Dataset rows
┄┄┄┄┄┄┄┄┄┄

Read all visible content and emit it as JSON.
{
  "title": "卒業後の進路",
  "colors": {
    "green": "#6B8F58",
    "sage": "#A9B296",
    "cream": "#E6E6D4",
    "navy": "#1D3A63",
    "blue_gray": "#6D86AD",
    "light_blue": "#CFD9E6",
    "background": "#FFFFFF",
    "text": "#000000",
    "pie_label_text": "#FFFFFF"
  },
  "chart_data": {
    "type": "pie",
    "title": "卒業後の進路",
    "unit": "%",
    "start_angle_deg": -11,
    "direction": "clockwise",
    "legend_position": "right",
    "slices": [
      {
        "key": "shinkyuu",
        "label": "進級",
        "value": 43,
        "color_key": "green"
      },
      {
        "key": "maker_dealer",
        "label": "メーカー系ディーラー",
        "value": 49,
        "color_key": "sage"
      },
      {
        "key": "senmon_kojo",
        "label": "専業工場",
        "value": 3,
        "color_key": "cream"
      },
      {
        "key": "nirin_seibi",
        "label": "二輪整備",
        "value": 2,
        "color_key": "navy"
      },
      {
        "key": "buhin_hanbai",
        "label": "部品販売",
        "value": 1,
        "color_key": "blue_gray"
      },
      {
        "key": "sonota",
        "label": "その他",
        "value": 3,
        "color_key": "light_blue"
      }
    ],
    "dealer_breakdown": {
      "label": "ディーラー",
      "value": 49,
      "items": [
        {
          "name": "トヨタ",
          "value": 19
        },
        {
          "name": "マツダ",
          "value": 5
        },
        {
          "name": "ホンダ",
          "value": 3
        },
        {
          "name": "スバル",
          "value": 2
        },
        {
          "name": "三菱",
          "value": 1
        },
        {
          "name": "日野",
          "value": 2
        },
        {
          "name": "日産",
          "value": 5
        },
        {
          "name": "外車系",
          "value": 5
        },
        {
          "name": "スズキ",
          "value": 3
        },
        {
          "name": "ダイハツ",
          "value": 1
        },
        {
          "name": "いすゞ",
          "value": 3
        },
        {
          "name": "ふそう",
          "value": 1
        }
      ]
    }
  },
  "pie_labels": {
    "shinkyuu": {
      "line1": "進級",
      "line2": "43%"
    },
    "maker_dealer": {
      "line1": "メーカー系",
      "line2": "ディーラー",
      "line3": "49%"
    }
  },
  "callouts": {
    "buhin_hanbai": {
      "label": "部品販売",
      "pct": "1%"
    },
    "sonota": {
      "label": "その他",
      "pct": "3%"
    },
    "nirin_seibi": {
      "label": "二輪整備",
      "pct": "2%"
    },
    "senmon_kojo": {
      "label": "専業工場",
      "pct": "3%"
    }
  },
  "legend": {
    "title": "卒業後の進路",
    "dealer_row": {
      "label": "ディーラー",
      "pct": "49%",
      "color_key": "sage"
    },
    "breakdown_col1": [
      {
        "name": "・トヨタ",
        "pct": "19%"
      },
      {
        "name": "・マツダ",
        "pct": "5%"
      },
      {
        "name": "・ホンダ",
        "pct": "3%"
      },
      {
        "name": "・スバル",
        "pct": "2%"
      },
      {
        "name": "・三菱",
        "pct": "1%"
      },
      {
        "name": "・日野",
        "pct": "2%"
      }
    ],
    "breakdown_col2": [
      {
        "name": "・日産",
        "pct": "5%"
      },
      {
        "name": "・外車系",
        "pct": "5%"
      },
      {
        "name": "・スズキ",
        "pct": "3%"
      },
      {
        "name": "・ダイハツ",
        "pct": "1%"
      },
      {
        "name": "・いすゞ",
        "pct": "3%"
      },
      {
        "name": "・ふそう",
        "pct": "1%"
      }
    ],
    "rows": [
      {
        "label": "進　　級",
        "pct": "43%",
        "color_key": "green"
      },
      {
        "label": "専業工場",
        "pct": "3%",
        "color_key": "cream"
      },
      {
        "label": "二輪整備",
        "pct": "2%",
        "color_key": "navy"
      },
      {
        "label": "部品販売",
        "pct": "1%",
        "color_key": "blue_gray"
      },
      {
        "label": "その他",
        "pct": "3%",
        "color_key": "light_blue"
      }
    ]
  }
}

┄┄┄┄┄┄┄┄┄┄

Check all the records above and select each line where the string "sage" is found.

    "sage": "#A9B296",
        "color_key": "sage"
      "color_key": "sage"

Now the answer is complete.